▸ **YOUR INSTRUCTIONS**: Continue the mailing-list thread about sorting XSLT output drawn from several XML documents, starting right after its final sentence.

I'm using MSXML 4.0 (IE6) and Mozilla.
In both the result is the same.
Do you have another suggestion?

Liao: I could change the Java code to produce only one document.
But I don't want to change the specification of my project.
Just for the record, this project is a parcial requisite for my graduation.
Let's say I'll change my Jave code as a last option.


----- Original Message -----
From: "Joerg Heinicke" <joerg(_dot_)heinicke(_at_)gmx(_dot_)de>
To: <xsl-list(_at_)lists(_dot_)mulberrytech(_dot_)com>
Sent: Sunday, October 13, 2002 7:39 AM
Subject: Re: [xsl] Outputting from more than one source


Hmm, it should work - at least it looks ok. What processor are you
using? What happens if you do it in the following way:

<xsl:variable name="reg" select="/clients_ora/reg |
              document('other.xml')/clients_sqlsrv/reg |
              document('another.xml')/clients_db2/reg"/>

<xsl:apply-templates select="$reg">
     <xsl:sort select="name"/>
</xsl:apply-templates>

Regards,

Joerg

Gustavo Moreira wrote:
Yes, but what if there are three or more documents?

▸ **DATA EXCERPTS**:
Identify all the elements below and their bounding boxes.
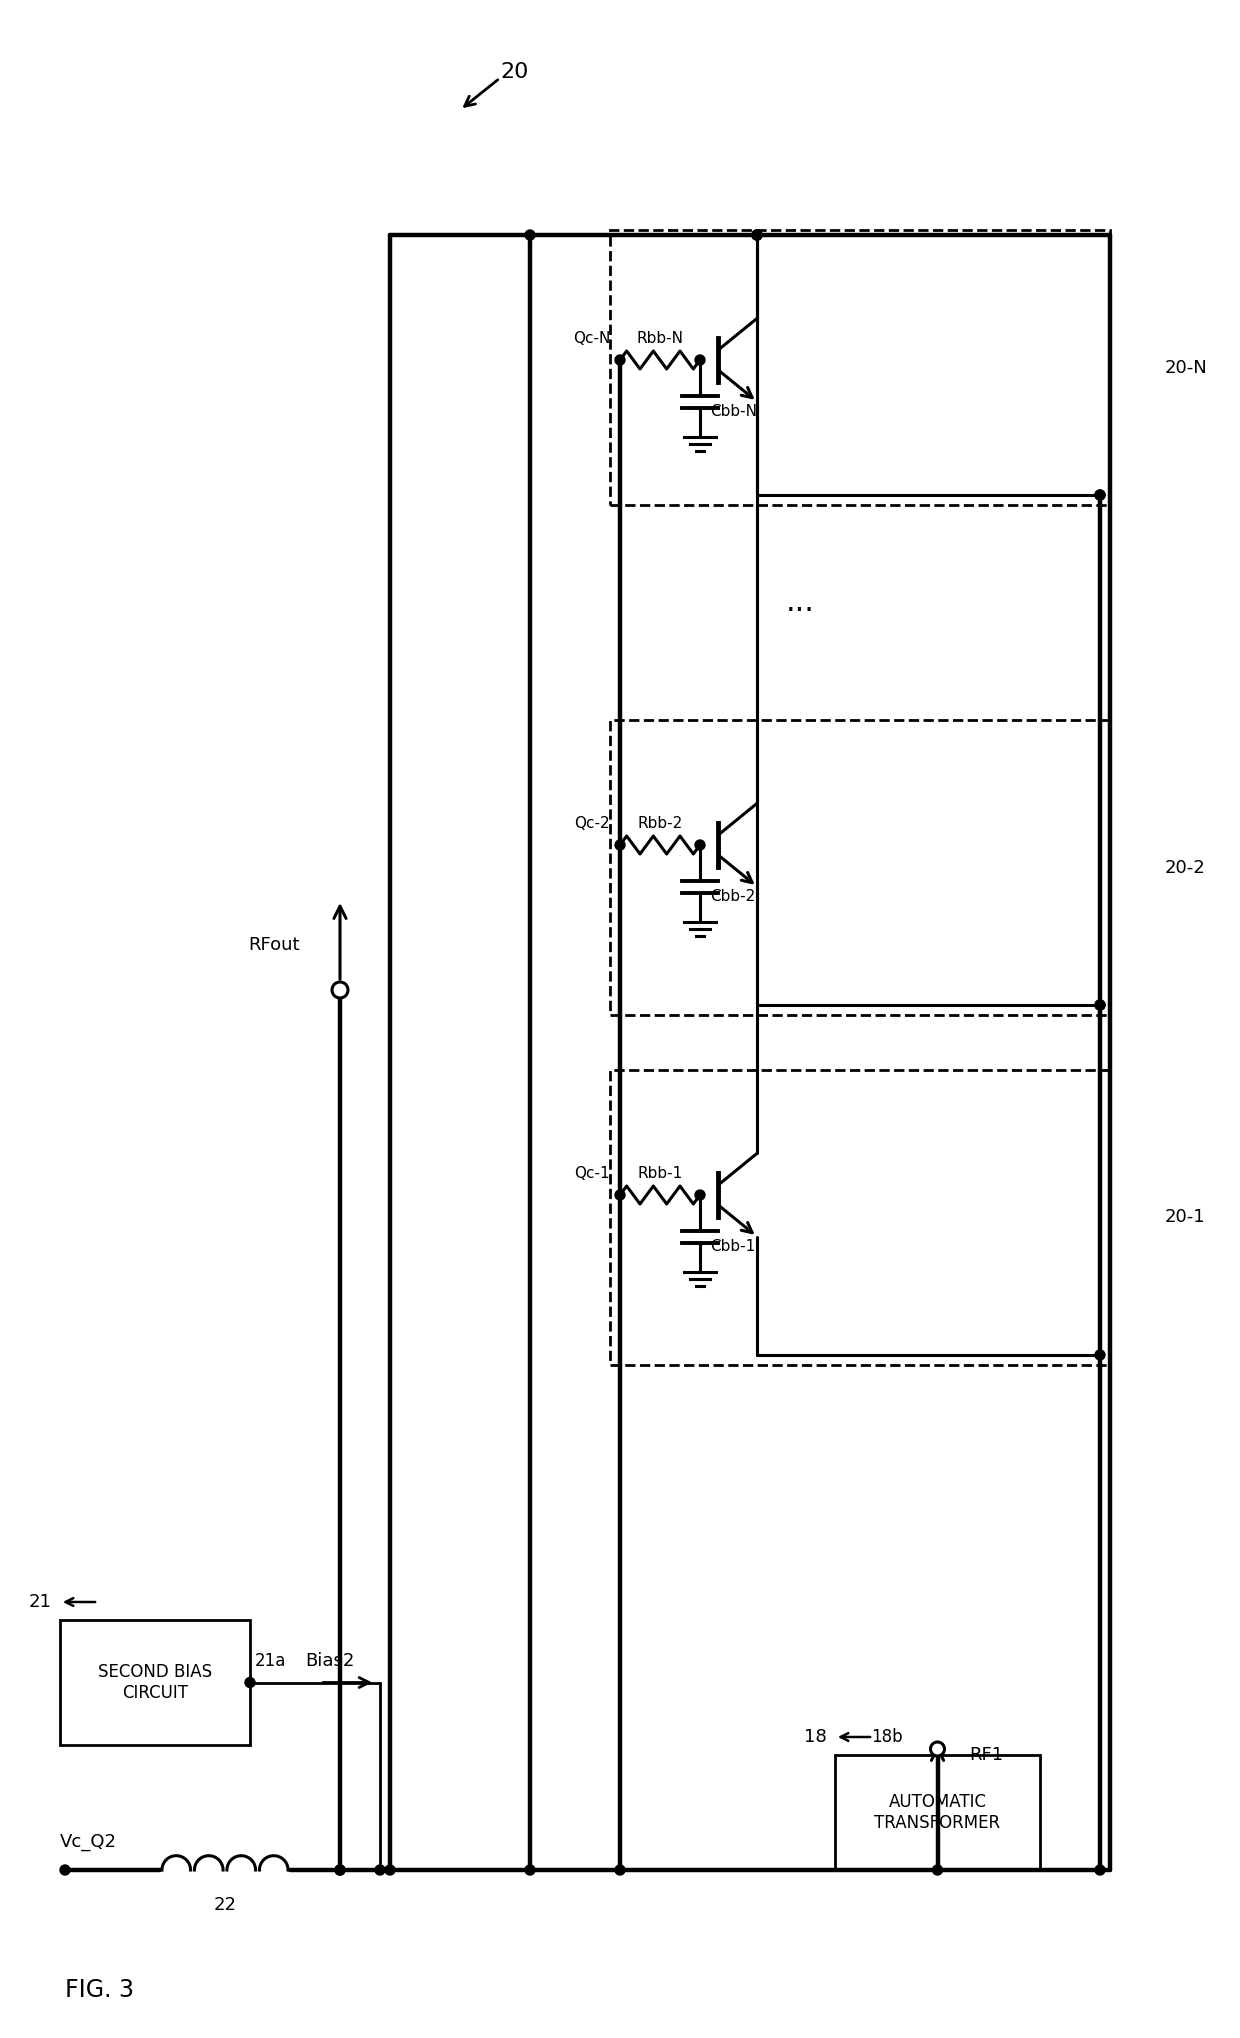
--
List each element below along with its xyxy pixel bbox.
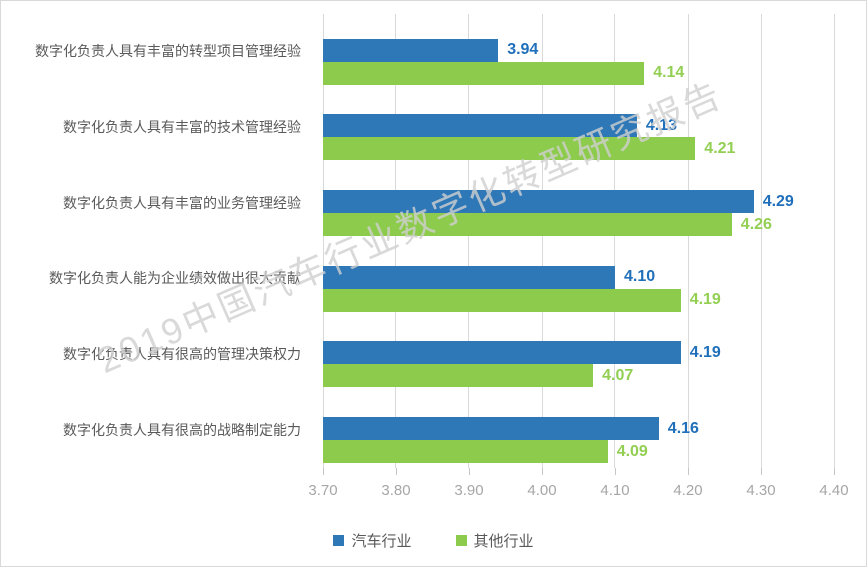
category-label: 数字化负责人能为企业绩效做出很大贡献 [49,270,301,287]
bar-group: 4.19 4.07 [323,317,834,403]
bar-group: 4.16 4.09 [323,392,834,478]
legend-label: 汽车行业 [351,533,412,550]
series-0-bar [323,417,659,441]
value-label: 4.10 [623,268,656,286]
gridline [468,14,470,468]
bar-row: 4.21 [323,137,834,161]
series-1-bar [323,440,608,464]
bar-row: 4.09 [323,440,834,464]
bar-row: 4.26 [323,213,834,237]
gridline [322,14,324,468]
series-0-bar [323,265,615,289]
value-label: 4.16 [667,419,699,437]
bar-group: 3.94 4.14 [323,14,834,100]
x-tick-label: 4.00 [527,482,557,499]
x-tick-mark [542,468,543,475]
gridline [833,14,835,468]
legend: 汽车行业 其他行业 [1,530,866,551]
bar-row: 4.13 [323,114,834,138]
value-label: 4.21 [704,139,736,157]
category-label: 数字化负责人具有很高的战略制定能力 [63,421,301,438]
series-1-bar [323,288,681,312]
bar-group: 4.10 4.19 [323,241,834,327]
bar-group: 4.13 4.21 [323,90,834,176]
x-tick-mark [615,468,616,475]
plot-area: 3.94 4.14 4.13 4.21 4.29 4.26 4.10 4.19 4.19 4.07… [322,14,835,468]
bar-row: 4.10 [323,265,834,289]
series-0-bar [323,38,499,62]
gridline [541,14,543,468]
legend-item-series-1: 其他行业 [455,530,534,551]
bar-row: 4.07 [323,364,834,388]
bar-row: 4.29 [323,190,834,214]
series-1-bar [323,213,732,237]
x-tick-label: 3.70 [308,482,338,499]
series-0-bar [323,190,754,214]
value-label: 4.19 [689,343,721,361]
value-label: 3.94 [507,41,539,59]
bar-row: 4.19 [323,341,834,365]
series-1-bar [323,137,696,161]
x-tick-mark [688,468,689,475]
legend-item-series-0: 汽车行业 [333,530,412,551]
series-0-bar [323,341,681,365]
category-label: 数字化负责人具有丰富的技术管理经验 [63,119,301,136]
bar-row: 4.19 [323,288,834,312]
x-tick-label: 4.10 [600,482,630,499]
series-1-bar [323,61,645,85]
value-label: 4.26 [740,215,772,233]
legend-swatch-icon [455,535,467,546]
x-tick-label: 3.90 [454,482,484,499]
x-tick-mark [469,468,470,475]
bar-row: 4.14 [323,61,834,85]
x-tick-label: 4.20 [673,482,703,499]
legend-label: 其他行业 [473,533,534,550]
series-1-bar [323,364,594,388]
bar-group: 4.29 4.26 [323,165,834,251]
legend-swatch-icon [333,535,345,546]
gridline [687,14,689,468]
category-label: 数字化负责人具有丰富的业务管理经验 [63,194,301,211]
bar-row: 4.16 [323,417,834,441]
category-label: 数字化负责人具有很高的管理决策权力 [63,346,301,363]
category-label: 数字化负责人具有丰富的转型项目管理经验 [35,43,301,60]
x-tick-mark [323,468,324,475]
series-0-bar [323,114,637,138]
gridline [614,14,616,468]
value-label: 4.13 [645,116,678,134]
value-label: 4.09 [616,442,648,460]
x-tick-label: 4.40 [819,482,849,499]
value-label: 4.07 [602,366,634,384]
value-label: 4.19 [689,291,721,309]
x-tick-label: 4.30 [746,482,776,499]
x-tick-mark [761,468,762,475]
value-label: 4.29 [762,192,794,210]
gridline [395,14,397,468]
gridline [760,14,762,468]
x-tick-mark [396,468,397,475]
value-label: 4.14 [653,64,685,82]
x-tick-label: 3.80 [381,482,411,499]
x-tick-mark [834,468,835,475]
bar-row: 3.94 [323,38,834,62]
* * *
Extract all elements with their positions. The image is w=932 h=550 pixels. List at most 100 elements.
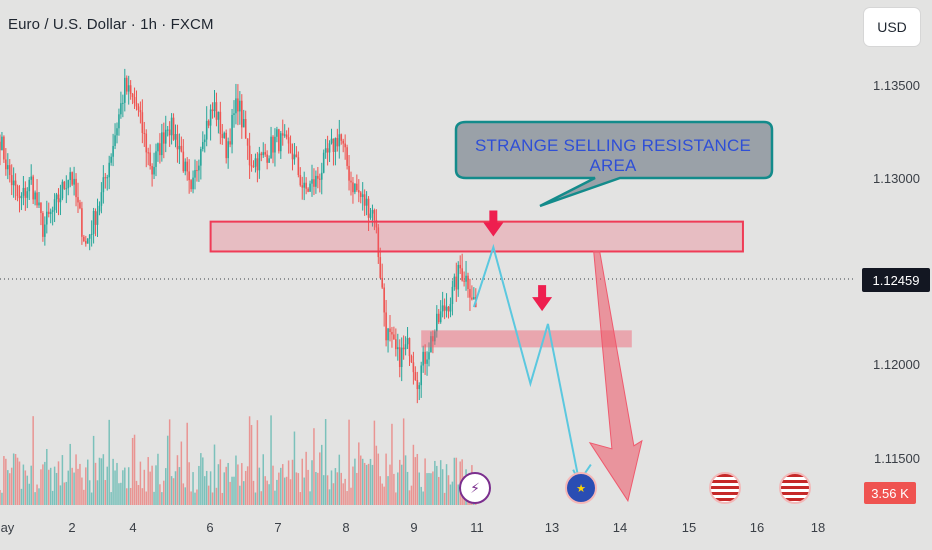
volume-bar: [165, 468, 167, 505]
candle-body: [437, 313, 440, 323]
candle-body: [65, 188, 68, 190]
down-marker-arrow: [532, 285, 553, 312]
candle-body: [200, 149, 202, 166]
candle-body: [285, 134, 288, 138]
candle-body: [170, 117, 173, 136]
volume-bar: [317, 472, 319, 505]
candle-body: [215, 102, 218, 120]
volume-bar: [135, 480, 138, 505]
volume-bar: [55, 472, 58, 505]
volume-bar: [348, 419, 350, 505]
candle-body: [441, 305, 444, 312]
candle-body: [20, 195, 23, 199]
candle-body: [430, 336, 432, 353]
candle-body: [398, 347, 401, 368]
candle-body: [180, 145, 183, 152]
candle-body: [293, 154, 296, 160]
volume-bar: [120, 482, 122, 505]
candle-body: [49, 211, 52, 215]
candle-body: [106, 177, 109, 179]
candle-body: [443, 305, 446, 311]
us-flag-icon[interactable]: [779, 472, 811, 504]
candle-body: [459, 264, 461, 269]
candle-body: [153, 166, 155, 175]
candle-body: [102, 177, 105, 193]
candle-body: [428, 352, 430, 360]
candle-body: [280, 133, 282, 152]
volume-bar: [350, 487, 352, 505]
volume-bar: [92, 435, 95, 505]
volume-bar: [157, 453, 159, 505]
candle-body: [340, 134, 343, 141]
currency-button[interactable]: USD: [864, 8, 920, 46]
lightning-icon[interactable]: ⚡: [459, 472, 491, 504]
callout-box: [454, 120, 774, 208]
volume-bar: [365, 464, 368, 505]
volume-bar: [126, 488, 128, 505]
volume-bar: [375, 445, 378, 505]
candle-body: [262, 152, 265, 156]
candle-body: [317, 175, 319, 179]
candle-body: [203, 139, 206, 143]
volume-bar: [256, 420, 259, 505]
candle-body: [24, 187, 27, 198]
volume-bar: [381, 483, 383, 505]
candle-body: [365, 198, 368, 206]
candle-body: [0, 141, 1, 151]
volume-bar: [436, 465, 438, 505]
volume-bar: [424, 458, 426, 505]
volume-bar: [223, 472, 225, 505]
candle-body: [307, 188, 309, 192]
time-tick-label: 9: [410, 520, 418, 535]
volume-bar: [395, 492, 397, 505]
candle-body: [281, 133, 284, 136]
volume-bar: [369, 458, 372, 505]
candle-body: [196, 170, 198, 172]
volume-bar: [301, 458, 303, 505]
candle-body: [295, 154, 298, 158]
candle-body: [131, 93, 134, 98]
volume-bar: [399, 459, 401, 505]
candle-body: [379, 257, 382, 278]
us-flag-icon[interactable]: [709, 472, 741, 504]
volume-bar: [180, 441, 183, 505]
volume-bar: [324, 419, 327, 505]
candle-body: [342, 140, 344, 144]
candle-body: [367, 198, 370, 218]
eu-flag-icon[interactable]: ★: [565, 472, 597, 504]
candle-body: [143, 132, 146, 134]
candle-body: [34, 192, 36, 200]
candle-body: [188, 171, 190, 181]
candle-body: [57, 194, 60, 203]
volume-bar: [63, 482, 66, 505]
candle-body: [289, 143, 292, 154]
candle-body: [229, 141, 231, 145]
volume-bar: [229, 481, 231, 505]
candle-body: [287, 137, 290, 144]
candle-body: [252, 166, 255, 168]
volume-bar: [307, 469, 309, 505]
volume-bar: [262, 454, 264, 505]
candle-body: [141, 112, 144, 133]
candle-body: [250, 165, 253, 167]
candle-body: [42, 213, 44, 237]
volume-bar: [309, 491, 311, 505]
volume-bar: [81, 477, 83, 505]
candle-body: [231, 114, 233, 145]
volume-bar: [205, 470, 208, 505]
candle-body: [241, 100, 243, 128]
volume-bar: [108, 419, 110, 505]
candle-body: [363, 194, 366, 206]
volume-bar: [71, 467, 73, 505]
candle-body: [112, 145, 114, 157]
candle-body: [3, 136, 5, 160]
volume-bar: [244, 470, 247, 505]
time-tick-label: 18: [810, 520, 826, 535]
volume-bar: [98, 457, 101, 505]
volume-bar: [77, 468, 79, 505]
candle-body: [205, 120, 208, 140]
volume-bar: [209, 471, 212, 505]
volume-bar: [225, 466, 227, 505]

▸ **FINAL ANSWER**:
This, for instance, would this work?:

xsl:apply-templates select="/clients_ora/reg |
  document('other.xml')/clients_sqlsrv/reg |
  document('another.xml')/clients_db2/reg">
      <xsl:sort select="name"/>
 </xsl:apply-templates>

I am using this:

      <xsl:apply-templates
         select="document('clients_sqlsrv.xml')//clients_sqlsrv/reg |
                 document('clients_ora.xml')//clients_ora/reg">
        <xsl:sort select="name"/>
      </xsl:apply-templates>

...and it doesn't work because it brings first all the clients from the
1st
file (ordered), then it follows with all the clients from the 2nd file
(ordered).
What I want is all clients from all files ordered, no matter what file
they
come from.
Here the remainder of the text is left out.